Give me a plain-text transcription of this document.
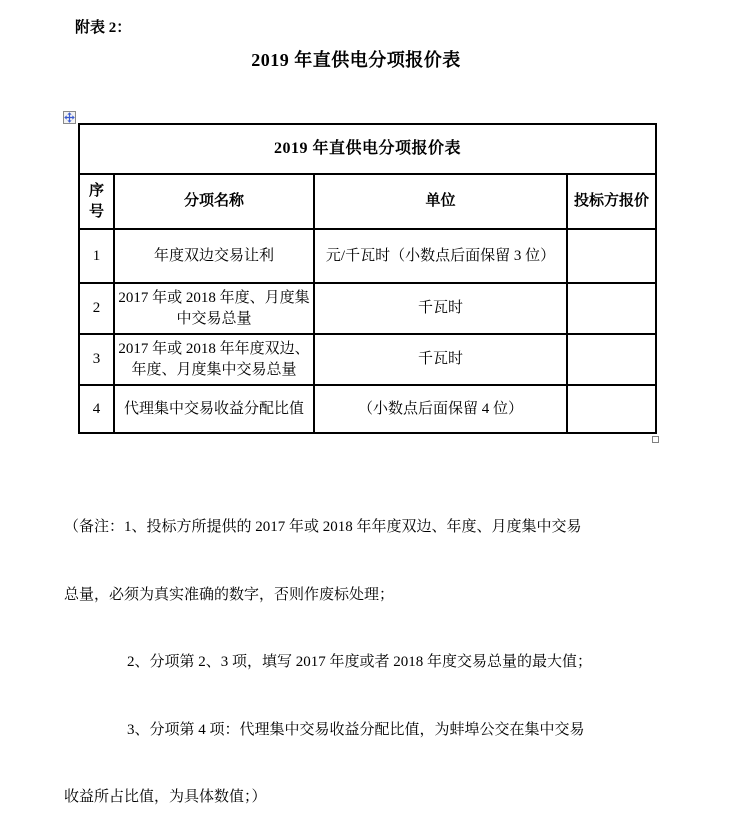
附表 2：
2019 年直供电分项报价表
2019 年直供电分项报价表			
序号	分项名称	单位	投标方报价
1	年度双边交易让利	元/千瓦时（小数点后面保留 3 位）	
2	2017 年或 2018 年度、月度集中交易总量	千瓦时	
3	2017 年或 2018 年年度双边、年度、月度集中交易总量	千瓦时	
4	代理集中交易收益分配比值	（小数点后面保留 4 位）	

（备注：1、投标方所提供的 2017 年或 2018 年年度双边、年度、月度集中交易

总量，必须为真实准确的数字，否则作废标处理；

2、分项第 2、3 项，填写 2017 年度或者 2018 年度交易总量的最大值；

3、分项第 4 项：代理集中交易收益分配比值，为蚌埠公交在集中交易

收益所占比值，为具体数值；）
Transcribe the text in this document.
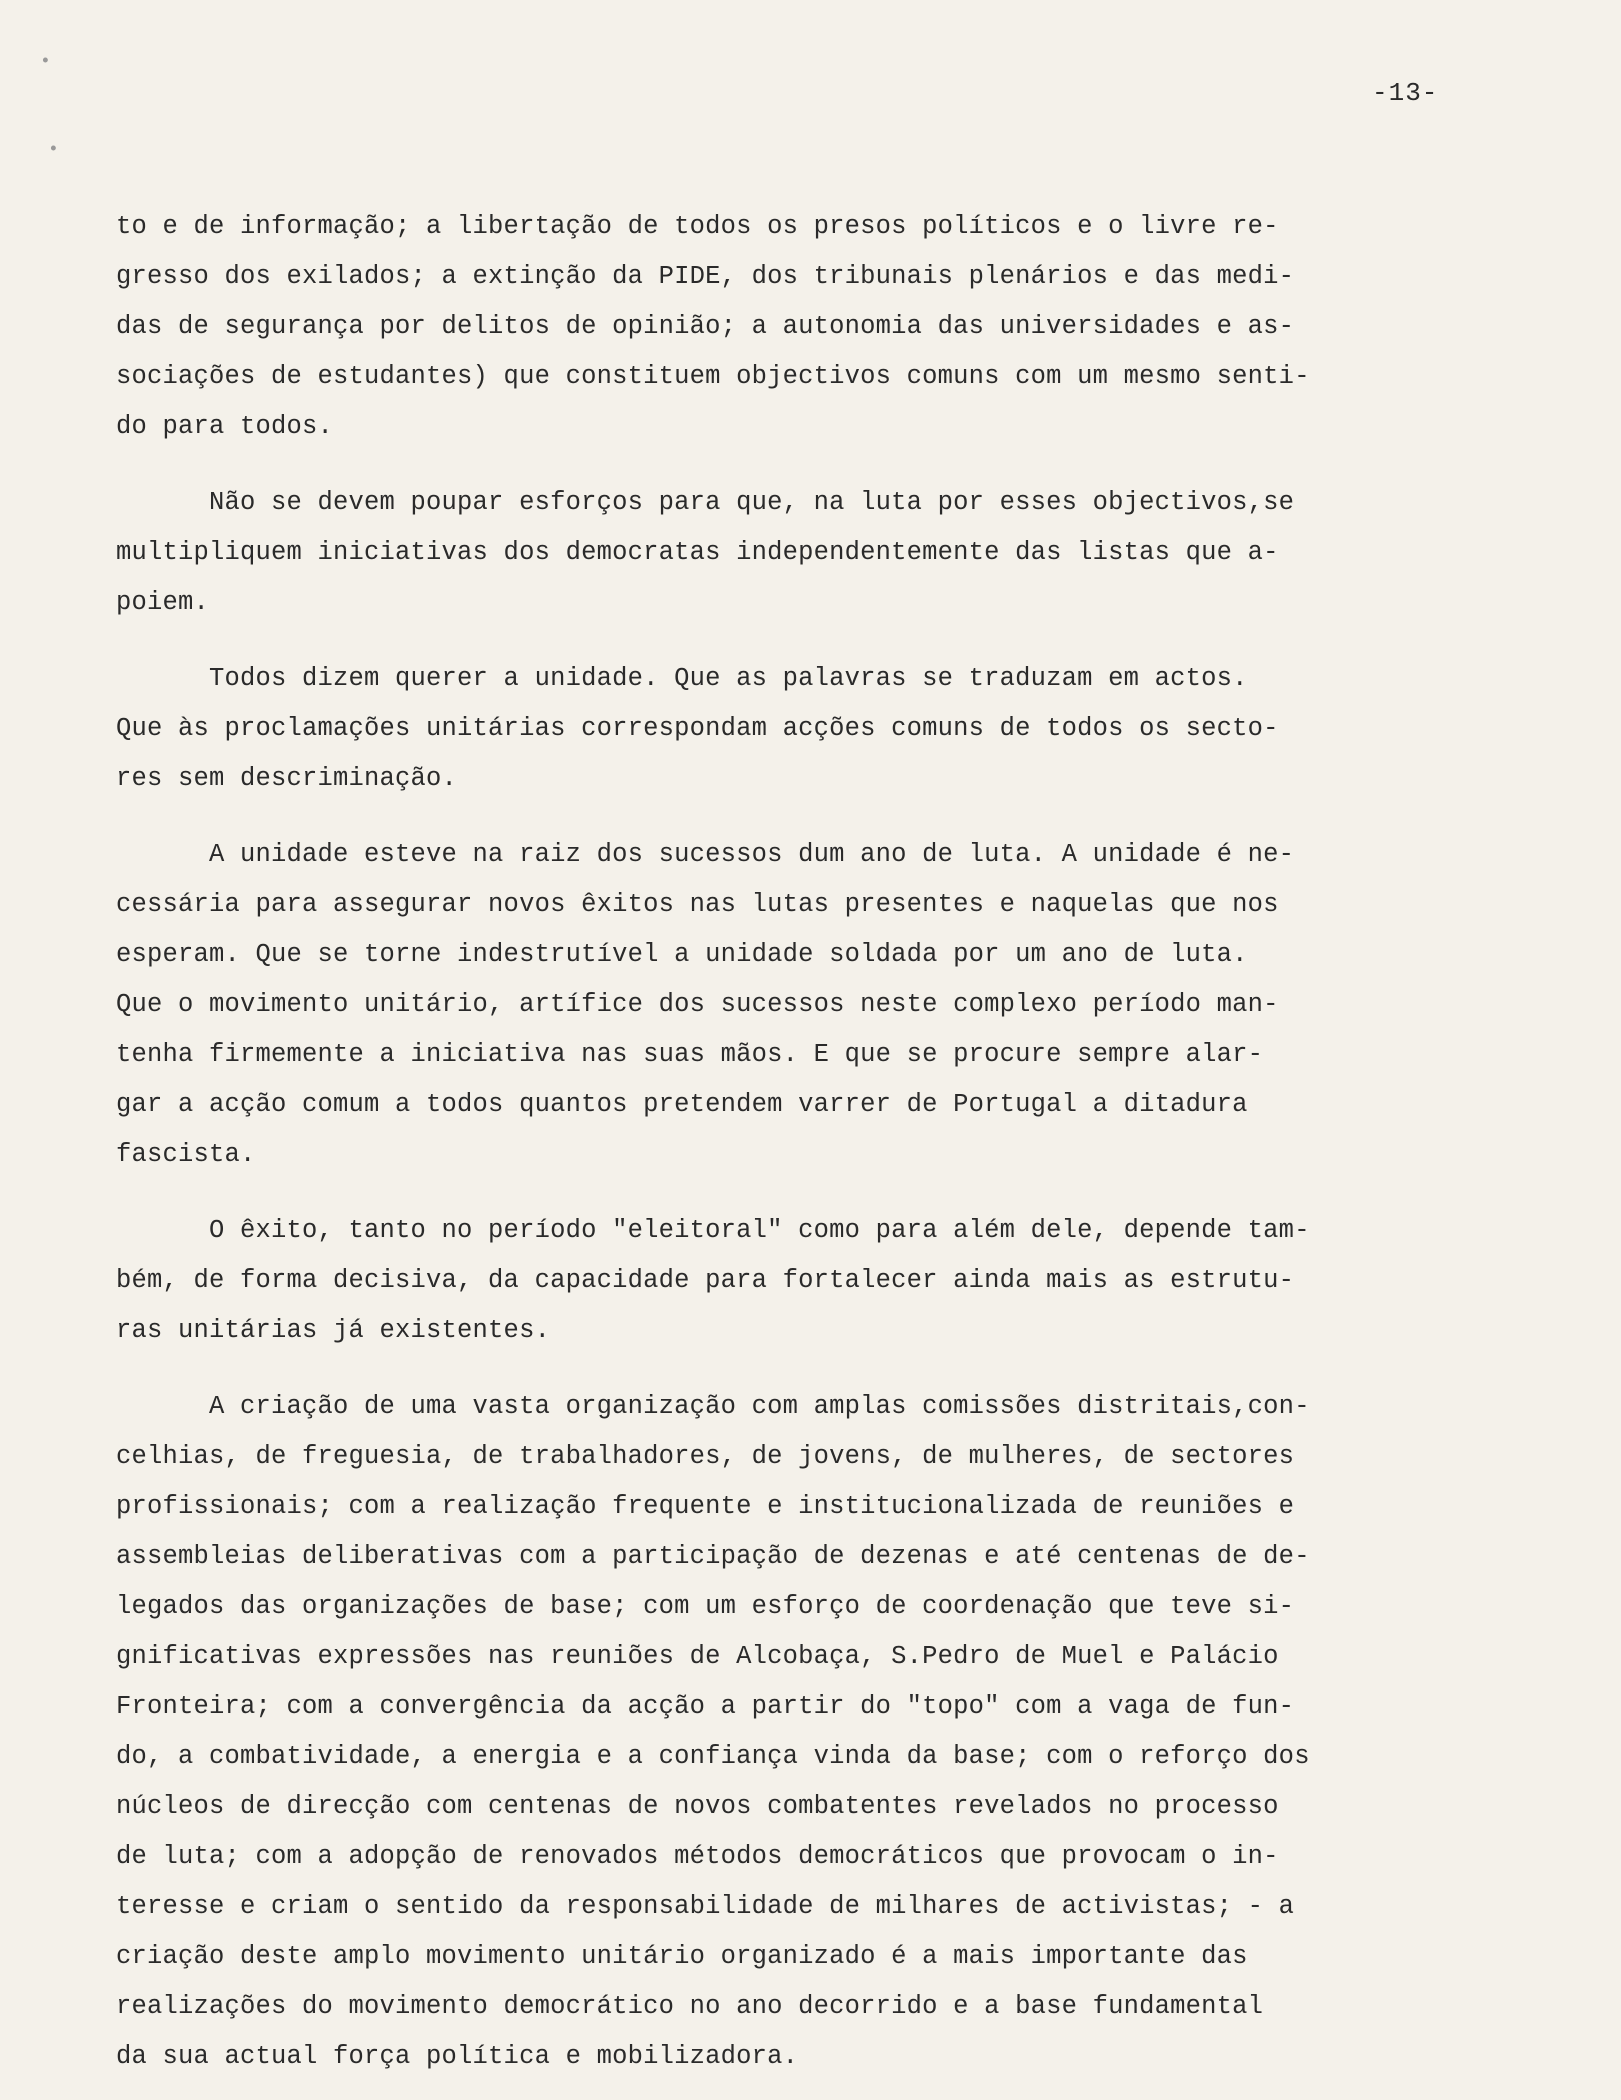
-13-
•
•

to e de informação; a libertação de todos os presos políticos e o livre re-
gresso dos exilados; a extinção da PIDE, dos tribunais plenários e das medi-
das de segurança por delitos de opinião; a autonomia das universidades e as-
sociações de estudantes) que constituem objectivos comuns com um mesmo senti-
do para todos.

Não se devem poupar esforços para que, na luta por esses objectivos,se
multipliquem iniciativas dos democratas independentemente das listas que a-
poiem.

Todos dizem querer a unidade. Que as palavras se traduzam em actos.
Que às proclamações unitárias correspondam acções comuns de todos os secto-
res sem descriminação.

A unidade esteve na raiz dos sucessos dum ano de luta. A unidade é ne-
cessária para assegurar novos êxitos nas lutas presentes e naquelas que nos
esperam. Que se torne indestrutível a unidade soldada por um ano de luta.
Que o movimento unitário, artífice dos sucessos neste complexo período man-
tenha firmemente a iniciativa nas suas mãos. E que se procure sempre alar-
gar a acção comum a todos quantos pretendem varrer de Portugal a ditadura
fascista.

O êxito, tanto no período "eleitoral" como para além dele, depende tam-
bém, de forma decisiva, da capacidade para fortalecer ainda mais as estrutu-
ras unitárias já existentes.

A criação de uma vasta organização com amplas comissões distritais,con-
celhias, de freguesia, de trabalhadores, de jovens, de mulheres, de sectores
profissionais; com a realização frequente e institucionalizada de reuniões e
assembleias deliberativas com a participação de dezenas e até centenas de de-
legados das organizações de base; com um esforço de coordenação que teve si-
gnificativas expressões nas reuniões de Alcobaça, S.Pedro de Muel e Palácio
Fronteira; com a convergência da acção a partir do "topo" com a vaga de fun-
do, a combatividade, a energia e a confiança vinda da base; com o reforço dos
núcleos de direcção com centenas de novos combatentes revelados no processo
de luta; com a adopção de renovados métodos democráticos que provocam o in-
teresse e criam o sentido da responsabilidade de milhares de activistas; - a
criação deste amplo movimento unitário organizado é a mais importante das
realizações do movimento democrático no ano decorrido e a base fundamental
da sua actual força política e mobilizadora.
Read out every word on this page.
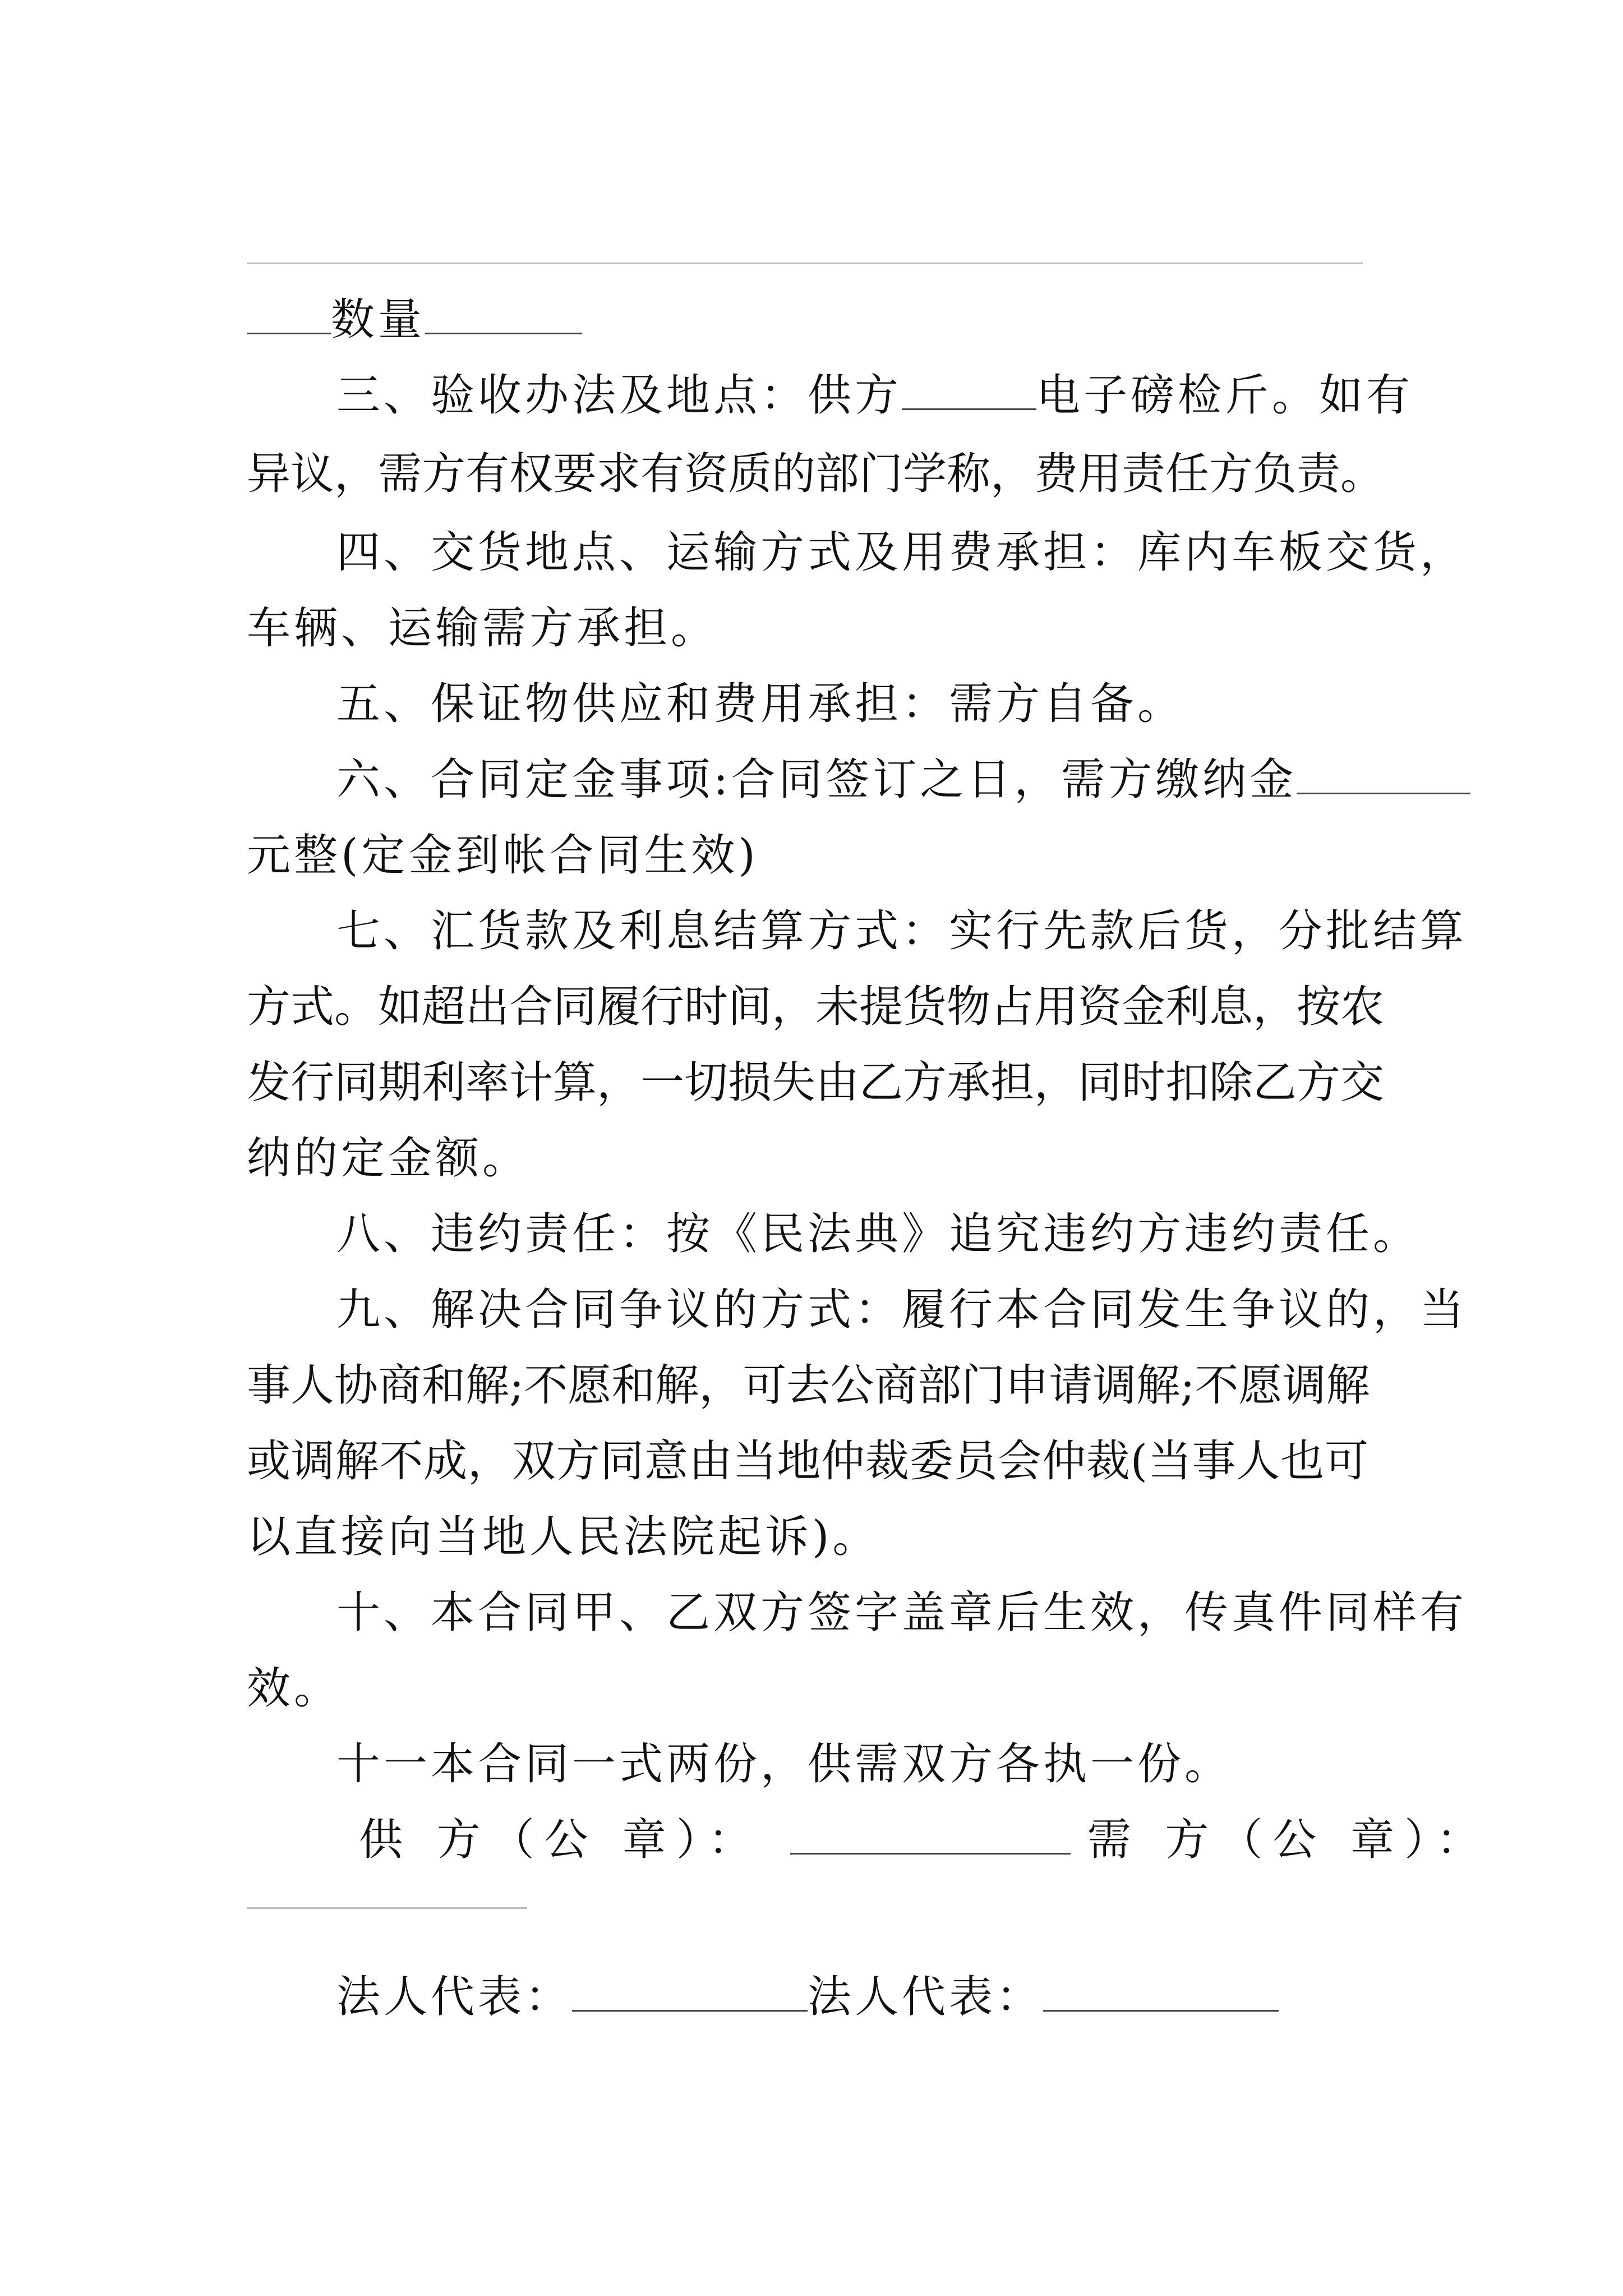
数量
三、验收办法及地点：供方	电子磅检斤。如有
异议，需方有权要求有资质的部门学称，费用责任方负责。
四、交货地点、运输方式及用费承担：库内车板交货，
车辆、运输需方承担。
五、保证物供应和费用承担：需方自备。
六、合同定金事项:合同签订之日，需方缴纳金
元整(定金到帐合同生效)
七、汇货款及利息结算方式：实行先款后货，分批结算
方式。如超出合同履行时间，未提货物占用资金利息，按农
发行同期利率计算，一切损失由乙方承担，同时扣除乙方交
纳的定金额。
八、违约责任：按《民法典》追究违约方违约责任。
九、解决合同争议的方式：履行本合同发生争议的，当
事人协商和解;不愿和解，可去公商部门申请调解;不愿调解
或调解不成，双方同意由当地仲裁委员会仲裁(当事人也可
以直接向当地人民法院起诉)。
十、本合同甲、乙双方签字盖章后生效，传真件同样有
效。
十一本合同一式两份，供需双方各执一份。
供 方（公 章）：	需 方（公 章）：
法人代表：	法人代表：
━━━━━━━━
* Set task
Where a line in the material above holds "年年度双边", copy that line.

* Finished task
3	2017 年或 2018 年年度双边、年度、月度集中交易总量	千瓦时	
（备注：1、投标方所提供的 2017 年或 2018 年年度双边、年度、月度集中交易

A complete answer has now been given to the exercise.